=== Given records ===
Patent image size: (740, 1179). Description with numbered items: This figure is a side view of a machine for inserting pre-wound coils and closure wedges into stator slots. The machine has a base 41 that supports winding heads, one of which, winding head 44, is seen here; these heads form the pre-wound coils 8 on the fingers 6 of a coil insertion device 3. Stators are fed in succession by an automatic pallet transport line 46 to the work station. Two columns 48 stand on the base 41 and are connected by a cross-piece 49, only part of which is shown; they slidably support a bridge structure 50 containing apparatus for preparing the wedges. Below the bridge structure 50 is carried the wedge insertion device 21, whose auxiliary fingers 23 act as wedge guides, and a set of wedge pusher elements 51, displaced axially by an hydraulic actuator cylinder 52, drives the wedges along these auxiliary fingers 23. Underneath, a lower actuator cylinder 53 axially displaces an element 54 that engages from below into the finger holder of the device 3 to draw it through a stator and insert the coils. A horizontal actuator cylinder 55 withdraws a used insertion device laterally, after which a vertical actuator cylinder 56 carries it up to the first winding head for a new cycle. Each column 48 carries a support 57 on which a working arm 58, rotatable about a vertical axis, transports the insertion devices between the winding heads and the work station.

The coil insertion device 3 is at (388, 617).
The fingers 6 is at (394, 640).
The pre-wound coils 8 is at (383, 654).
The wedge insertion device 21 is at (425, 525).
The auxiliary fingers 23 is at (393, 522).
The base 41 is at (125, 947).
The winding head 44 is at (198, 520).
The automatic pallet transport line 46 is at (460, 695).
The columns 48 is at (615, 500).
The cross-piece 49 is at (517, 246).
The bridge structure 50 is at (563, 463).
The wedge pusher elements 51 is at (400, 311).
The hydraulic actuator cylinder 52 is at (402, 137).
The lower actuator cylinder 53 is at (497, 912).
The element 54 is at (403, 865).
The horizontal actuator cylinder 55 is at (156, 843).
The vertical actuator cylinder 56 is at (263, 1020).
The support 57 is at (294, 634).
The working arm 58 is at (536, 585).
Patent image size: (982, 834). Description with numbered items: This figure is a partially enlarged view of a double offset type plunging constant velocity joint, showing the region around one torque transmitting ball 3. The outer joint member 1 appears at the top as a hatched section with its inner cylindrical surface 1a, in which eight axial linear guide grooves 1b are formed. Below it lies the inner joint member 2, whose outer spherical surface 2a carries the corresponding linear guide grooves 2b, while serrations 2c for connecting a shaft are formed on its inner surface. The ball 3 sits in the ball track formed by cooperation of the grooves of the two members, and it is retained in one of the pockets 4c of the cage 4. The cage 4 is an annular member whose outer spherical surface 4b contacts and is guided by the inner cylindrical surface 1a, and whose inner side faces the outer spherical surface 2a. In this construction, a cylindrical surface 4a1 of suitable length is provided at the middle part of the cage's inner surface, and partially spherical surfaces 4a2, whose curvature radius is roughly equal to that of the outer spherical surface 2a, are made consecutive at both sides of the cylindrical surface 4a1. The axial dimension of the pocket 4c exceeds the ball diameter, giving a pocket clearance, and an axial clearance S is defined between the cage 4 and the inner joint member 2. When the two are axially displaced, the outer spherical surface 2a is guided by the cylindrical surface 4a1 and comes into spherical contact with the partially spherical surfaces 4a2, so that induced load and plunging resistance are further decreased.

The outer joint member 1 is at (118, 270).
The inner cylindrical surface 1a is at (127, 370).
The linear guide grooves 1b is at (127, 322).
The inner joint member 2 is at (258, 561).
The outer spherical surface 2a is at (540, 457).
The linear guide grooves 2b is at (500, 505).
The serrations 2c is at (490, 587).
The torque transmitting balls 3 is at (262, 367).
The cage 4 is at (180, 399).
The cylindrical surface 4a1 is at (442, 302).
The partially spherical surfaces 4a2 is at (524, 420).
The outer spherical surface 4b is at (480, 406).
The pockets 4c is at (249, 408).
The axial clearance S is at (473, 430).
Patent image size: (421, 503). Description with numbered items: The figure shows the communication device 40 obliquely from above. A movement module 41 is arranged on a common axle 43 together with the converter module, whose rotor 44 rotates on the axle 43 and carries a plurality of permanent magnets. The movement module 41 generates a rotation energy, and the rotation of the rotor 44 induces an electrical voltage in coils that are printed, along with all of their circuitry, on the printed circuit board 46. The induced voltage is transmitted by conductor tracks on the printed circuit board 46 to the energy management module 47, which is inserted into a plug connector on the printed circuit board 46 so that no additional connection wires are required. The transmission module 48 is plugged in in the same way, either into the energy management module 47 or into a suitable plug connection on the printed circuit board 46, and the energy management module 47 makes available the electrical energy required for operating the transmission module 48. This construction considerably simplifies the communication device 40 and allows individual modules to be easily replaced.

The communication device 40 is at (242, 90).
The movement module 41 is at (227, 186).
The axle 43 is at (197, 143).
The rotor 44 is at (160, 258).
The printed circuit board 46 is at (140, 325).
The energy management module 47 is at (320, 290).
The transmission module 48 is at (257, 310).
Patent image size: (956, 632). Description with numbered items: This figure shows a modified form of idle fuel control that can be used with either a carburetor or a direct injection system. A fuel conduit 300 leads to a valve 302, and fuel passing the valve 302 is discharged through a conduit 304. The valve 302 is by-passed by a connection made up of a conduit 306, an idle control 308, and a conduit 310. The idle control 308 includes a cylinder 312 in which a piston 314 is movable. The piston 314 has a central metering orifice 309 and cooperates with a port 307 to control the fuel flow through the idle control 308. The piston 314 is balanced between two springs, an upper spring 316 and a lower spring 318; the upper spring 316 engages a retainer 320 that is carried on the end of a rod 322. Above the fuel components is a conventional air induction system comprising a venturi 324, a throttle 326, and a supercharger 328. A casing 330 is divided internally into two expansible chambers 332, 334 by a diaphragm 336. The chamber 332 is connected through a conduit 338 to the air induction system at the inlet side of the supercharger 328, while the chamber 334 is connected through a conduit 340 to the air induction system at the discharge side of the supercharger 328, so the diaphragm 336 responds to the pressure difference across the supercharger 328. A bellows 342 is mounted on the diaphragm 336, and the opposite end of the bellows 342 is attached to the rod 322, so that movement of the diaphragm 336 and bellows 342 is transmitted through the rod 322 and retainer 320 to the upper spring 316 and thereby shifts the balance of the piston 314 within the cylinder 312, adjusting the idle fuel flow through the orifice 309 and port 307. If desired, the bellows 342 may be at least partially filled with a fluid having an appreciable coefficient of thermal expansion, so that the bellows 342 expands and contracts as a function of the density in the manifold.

=== Challenge ===
Lay out every line of the data above as a Markdown table with the columns "Row" and "Line", numbering the rows in order and leaving out blank lines.

=== Exercise result ===
| Row | Line |
|---|---|
| 1 | Patent image size: (740, 1179). Description with numbered items: This figure is a side view of a machine for inserting pre-wound coils and closure wedges into stator slots. The machine has a base 41 that supports winding heads, one of which, winding head 44, is seen here; these heads form the pre-wound coils 8 on the fingers 6 of a coil insertion device 3. Stators are fed in succession by an automatic pallet transport line 46 to the work station. Two columns 48 stand on the base 41 and are connected by a cross-piece 49, only part of which is shown; they slidably support a bridge structure 50 containing apparatus for preparing the wedges. Below the bridge structure 50 is carried the wedge insertion device 21, whose auxiliary fingers 23 act as wedge guides, and a set of wedge pusher elements 51, displaced axially by an hydraulic actuator cylinder 52, drives the wedges along these auxiliary fingers 23. Underneath, a lower actuator cylinder 53 axially displaces an element 54 that engages from below into the finger holder of the device 3 to draw it through a stator and insert the coils. A horizontal actuator cylinder 55 withdraws a used insertion device laterally, after which a vertical actuator cylinder 56 carries it up to the first winding head for a new cycle. Each column 48 carries a support 57 on which a working arm 58, rotatable about a vertical axis, transports the insertion devices between the winding heads and the work station. |
| 2 | The coil insertion device 3 is at (388, 617). |
| 3 | The fingers 6 is at (394, 640). |
| 4 | The pre-wound coils 8 is at (383, 654). |
| 5 | The wedge insertion device 21 is at (425, 525). |
| 6 | The auxiliary fingers 23 is at (393, 522). |
| 7 | The base 41 is at (125, 947). |
| 8 | The winding head 44 is at (198, 520). |
| 9 | The automatic pallet transport line 46 is at (460, 695). |
| 10 | The columns 48 is at (615, 500). |
| 11 | The cross-piece 49 is at (517, 246). |
| 12 | The bridge structure 50 is at (563, 463). |
| 13 | The wedge pusher elements 51 is at (400, 311). |
| 14 | The hydraulic actuator cylinder 52 is at (402, 137). |
| 15 | The lower actuator cylinder 53 is at (497, 912). |
| 16 | The element 54 is at (403, 865). |
| 17 | The horizontal actuator cylinder 55 is at (156, 843). |
| 18 | The vertical actuator cylinder 56 is at (263, 1020). |
| 19 | The support 57 is at (294, 634). |
| 20 | The working arm 58 is at (536, 585). |
| 21 | Patent image size: (982, 834). Description with numbered items: This figure is a partially enlarged view of a double offset type plunging constant velocity joint, showing the region around one torque transmitting ball 3. The outer joint member 1 appears at the top as a hatched section with its inner cylindrical surface 1a, in which eight axial linear guide grooves 1b are formed. Below it lies the inner joint member 2, whose outer spherical surface 2a carries the corresponding linear guide grooves 2b, while serrations 2c for connecting a shaft are formed on its inner surface. The ball 3 sits in the ball track formed by cooperation of the grooves of the two members, and it is retained in one of the pockets 4c of the cage 4. The cage 4 is an annular member whose outer spherical surface 4b contacts and is guided by the inner cylindrical surface 1a, and whose inner side faces the outer spherical surface 2a. In this construction, a cylindrical surface 4a1 of suitable length is provided at the middle part of the cage's inner surface, and partially spherical surfaces 4a2, whose curvature radius is roughly equal to that of the outer spherical surface 2a, are made consecutive at both sides of the cylindrical surface 4a1. The axial dimension of the pocket 4c exceeds the ball diameter, giving a pocket clearance, and an axial clearance S is defined between the cage 4 and the inner joint member 2. When the two are axially displaced, the outer spherical surface 2a is guided by the cylindrical surface 4a1 and comes into spherical contact with the partially spherical surfaces 4a2, so that induced load and plunging resistance are further decreased. |
| 22 | The outer joint member 1 is at (118, 270). |
| 23 | The inner cylindrical surface 1a is at (127, 370). |
| 24 | The linear guide grooves 1b is at (127, 322). |
| 25 | The inner joint member 2 is at (258, 561). |
| 26 | The outer spherical surface 2a is at (540, 457). |
| 27 | The linear guide grooves 2b is at (500, 505). |
| 28 | The serrations 2c is at (490, 587). |
| 29 | The torque transmitting balls 3 is at (262, 367). |
| 30 | The cage 4 is at (180, 399). |
| 31 | The cylindrical surface 4a1 is at (442, 302). |
| 32 | The partially spherical surfaces 4a2 is at (524, 420). |
| 33 | The outer spherical surface 4b is at (480, 406). |
| 34 | The pockets 4c is at (249, 408). |
| 35 | The axial clearance S is at (473, 430). |
| 36 | Patent image size: (421, 503). Description with numbered items: The figure shows the communication device 40 obliquely from above. A movement module 41 is arranged on a common axle 43 together with the converter module, whose rotor 44 rotates on the axle 43 and carries a plurality of permanent magnets. The movement module 41 generates a rotation energy, and the rotation of the rotor 44 induces an electrical voltage in coils that are printed, along with all of their circuitry, on the printed circuit board 46. The induced voltage is transmitted by conductor tracks on the printed circuit board 46 to the energy management module 47, which is inserted into a plug connector on the printed circuit board 46 so that no additional connection wires are required. The transmission module 48 is plugged in in the same way, either into the energy management module 47 or into a suitable plug connection on the printed circuit board 46, and the energy management module 47 makes available the electrical energy required for operating the transmission module 48. This construction considerably simplifies the communication device 40 and allows individual modules to be easily replaced. |
| 37 | The communication device 40 is at (242, 90). |
| 38 | The movement module 41 is at (227, 186). |
| 39 | The axle 43 is at (197, 143). |
| 40 | The rotor 44 is at (160, 258). |
| 41 | The printed circuit board 46 is at (140, 325). |
| 42 | The energy management module 47 is at (320, 290). |
| 43 | The transmission module 48 is at (257, 310). |
| 44 | Patent image size: (956, 632). Description with numbered items: This figure shows a modified form of idle fuel control that can be used with either a carburetor or a direct injection system. A fuel conduit 300 leads to a valve 302, and fuel passing the valve 302 is discharged through a conduit 304. The valve 302 is by-passed by a connection made up of a conduit 306, an idle control 308, and a conduit 310. The idle control 308 includes a cylinder 312 in which a piston 314 is movable. The piston 314 has a central metering orifice 309 and cooperates with a port 307 to control the fuel flow through the idle control 308. The piston 314 is balanced between two springs, an upper spring 316 and a lower spring 318; the upper spring 316 engages a retainer 320 that is carried on the end of a rod 322. Above the fuel components is a conventional air induction system comprising a venturi 324, a throttle 326, and a supercharger 328. A casing 330 is divided internally into two expansible chambers 332, 334 by a diaphragm 336. The chamber 332 is connected through a conduit 338 to the air induction system at the inlet side of the supercharger 328, while the chamber 334 is connected through a conduit 340 to the air induction system at the discharge side of the supercharger 328, so the diaphragm 336 responds to the pressure difference across the supercharger 328. A bellows 342 is mounted on the diaphragm 336, and the opposite end of the bellows 342 is attached to the rod 322, so that movement of the diaphragm 336 and bellows 342 is transmitted through the rod 322 and retainer 320 to the upper spring 316 and thereby shifts the balance of the piston 314 within the cylinder 312, adjusting the idle fuel flow through the orifice 309 and port 307. If desired, the bellows 342 may be at least partially filled with a fluid having an appreciable coefficient of thermal expansion, so that the bellows 342 expands and contracts as a function of the density in the manifold. |